==== Supplied data
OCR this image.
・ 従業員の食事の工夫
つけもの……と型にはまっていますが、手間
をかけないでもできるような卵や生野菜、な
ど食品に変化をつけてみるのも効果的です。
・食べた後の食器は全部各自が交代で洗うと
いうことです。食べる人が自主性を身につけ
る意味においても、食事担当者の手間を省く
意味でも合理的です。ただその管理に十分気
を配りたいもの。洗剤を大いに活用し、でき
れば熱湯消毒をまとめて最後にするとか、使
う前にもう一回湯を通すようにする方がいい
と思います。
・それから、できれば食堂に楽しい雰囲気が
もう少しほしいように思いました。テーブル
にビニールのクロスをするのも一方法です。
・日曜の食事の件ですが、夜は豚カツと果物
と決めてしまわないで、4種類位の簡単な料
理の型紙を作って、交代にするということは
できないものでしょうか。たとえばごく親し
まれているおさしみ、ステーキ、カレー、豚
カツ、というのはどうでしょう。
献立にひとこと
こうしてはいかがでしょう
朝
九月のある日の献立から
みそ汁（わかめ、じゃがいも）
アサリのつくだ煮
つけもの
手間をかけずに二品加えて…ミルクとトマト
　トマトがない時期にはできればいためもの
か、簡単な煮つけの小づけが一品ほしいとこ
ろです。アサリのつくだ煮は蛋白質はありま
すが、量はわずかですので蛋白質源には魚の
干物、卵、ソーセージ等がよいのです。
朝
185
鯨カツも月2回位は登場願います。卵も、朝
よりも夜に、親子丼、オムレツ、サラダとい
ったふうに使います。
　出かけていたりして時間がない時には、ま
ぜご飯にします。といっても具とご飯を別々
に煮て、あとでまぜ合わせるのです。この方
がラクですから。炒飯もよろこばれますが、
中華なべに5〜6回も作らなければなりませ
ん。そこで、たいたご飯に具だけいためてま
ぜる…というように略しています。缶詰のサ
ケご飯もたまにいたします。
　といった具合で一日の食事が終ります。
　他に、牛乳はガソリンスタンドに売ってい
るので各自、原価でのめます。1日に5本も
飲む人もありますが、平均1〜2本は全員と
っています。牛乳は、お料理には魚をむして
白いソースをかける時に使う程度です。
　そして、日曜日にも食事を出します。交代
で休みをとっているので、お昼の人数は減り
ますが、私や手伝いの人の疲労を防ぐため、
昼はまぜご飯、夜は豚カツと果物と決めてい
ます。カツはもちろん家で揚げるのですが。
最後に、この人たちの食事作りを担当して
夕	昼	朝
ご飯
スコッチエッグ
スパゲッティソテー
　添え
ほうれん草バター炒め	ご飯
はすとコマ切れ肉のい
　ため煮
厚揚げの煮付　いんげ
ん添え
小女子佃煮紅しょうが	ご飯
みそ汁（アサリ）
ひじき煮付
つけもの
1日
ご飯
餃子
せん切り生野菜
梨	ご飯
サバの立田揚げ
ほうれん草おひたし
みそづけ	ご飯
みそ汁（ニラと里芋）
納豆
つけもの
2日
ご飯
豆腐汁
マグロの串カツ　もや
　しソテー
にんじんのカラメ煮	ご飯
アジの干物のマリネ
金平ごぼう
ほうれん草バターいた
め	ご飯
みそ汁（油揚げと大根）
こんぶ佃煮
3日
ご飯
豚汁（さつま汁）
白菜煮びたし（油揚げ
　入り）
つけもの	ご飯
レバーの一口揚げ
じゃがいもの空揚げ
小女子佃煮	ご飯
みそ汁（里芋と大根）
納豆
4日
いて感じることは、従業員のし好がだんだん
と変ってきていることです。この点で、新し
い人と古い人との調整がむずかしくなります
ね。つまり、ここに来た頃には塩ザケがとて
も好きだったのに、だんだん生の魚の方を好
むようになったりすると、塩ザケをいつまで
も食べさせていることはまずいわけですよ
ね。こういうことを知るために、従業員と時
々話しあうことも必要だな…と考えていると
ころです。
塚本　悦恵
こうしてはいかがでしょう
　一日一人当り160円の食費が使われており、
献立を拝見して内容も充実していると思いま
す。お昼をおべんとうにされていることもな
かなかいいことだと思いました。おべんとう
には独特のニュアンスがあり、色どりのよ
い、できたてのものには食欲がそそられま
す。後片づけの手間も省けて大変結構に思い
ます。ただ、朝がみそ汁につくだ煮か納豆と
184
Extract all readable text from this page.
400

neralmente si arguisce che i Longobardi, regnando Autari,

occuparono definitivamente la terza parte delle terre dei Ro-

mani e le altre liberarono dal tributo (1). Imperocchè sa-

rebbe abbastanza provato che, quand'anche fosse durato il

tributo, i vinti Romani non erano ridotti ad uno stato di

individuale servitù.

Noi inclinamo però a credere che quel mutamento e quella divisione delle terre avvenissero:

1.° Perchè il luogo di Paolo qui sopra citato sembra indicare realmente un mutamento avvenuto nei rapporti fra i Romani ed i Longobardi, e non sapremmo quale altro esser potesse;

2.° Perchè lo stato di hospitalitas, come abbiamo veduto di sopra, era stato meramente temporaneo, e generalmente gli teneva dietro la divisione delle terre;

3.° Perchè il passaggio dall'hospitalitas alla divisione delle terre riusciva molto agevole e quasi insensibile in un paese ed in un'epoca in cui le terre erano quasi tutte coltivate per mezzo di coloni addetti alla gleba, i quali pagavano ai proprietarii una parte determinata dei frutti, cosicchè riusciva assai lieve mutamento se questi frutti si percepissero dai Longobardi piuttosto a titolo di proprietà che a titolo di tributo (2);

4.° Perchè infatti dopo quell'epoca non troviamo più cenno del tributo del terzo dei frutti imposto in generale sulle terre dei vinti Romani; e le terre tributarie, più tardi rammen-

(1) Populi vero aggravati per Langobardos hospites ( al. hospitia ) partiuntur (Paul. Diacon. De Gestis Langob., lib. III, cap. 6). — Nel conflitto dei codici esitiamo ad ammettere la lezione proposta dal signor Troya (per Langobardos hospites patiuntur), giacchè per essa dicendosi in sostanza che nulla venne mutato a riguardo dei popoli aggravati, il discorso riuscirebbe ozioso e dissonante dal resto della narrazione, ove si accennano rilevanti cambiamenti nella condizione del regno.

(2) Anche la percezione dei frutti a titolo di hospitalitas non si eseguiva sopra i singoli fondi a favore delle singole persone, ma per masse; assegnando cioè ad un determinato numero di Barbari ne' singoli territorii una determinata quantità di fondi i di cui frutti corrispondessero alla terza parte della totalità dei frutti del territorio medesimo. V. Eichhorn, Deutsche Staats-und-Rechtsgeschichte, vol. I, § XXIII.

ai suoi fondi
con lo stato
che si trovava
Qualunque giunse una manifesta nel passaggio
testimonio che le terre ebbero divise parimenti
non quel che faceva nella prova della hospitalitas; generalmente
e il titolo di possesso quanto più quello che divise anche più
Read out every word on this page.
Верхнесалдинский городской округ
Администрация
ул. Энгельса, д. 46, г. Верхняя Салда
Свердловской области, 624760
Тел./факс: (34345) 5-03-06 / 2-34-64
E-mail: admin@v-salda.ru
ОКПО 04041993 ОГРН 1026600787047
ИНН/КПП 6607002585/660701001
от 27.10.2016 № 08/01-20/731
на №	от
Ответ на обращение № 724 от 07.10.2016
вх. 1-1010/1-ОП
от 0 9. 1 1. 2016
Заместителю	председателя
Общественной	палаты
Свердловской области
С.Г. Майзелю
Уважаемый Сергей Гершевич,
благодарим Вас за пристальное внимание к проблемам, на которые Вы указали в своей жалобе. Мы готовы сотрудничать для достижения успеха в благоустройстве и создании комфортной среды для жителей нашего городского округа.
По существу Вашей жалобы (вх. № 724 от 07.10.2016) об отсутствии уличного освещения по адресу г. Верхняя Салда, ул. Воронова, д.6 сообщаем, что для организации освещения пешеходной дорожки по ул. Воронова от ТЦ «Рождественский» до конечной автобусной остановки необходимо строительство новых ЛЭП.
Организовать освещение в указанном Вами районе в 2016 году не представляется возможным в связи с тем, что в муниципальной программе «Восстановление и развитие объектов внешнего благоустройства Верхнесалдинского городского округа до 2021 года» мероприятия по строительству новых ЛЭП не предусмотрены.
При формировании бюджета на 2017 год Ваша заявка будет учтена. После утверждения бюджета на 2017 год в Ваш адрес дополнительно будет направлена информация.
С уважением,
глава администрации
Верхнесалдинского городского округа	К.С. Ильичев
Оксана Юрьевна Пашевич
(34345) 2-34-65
========
__The task__: Reply with only the number of lines in the entries that contain the word "nella".

__Answer to the exercise__: 2